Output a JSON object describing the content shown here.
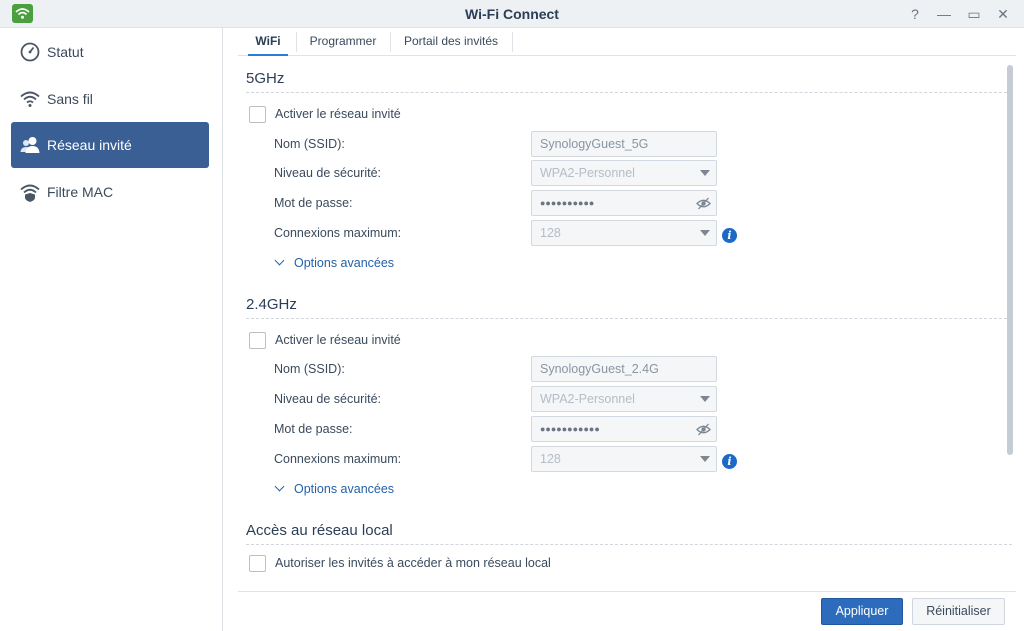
{
  "window": {
    "title": "Wi-Fi Connect",
    "controls": {
      "help": "?",
      "minimize": "—",
      "maximize": "▭",
      "close": "✕"
    }
  },
  "sidebar": {
    "items": [
      {
        "label": "Statut",
        "icon": "gauge-icon",
        "active": false
      },
      {
        "label": "Sans fil",
        "icon": "wifi-icon",
        "active": false
      },
      {
        "label": "Réseau invité",
        "icon": "guest-users-icon",
        "active": true
      },
      {
        "label": "Filtre MAC",
        "icon": "wifi-shield-icon",
        "active": false
      }
    ]
  },
  "tabs": [
    {
      "label": "WiFi",
      "active": true
    },
    {
      "label": "Programmer",
      "active": false
    },
    {
      "label": "Portail des invités",
      "active": false
    }
  ],
  "band5": {
    "title": "5GHz",
    "enable_label": "Activer le réseau invité",
    "ssid_label": "Nom (SSID):",
    "ssid_value": "SynologyGuest_5G",
    "security_label": "Niveau de sécurité:",
    "security_value": "WPA2-Personnel",
    "password_label": "Mot de passe:",
    "password_value": "●●●●●●●●●●",
    "max_label": "Connexions maximum:",
    "max_value": "128",
    "advanced_label": "Options avancées"
  },
  "band24": {
    "title": "2.4GHz",
    "enable_label": "Activer le réseau invité",
    "ssid_label": "Nom (SSID):",
    "ssid_value": "SynologyGuest_2.4G",
    "security_label": "Niveau de sécurité:",
    "security_value": "WPA2-Personnel",
    "password_label": "Mot de passe:",
    "password_value": "●●●●●●●●●●●",
    "max_label": "Connexions maximum:",
    "max_value": "128",
    "advanced_label": "Options avancées"
  },
  "local": {
    "title": "Accès au réseau local",
    "allow_label": "Autoriser les invités à accéder à mon réseau local"
  },
  "footer": {
    "apply_label": "Appliquer",
    "reset_label": "Réinitialiser"
  },
  "colors": {
    "accent": "#3a5f95",
    "primary_button": "#2d6cbd",
    "link": "#2561a8",
    "info": "#1d69c6"
  }
}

-*-*-

▶ **What the task asks**:
Leave out the pictures and restate everything else word for word.

▶ **Solution to this problem**:
Output a JSON object describing the content shown here.
{
  "window": {
    "title": "Wi-Fi Connect",
    "controls": {
      "help": "?",
      "minimize": "—",
      "maximize": "▭",
      "close": "✕"
    }
  },
  "sidebar": {
    "items": [
      {
        "label": "Statut",
        "icon": "gauge-icon",
        "active": false
      },
      {
        "label": "Sans fil",
        "icon": "wifi-icon",
        "active": false
      },
      {
        "label": "Réseau invité",
        "icon": "guest-users-icon",
        "active": true
      },
      {
        "label": "Filtre MAC",
        "icon": "wifi-shield-icon",
        "active": false
      }
    ]
  },
  "tabs": [
    {
      "label": "WiFi",
      "active": true
    },
    {
      "label": "Programmer",
      "active": false
    },
    {
      "label": "Portail des invités",
      "active": false
    }
  ],
  "band5": {
    "title": "5GHz",
    "enable_label": "Activer le réseau invité",
    "ssid_label": "Nom (SSID):",
    "ssid_value": "SynologyGuest_5G",
    "security_label": "Niveau de sécurité:",
    "security_value": "WPA2-Personnel",
    "password_label": "Mot de passe:",
    "password_value": "●●●●●●●●●●",
    "max_label": "Connexions maximum:",
    "max_value": "128",
    "advanced_label": "Options avancées"
  },
  "band24": {
    "title": "2.4GHz",
    "enable_label": "Activer le réseau invité",
    "ssid_label": "Nom (SSID):",
    "ssid_value": "SynologyGuest_2.4G",
    "security_label": "Niveau de sécurité:",
    "security_value": "WPA2-Personnel",
    "password_label": "Mot de passe:",
    "password_value": "●●●●●●●●●●●",
    "max_label": "Connexions maximum:",
    "max_value": "128",
    "advanced_label": "Options avancées"
  },
  "local": {
    "title": "Accès au réseau local",
    "allow_label": "Autoriser les invités à accéder à mon réseau local"
  },
  "footer": {
    "apply_label": "Appliquer",
    "reset_label": "Réinitialiser"
  },
  "colors": {
    "accent": "#3a5f95",
    "primary_button": "#2d6cbd",
    "link": "#2561a8",
    "info": "#1d69c6"
  }
}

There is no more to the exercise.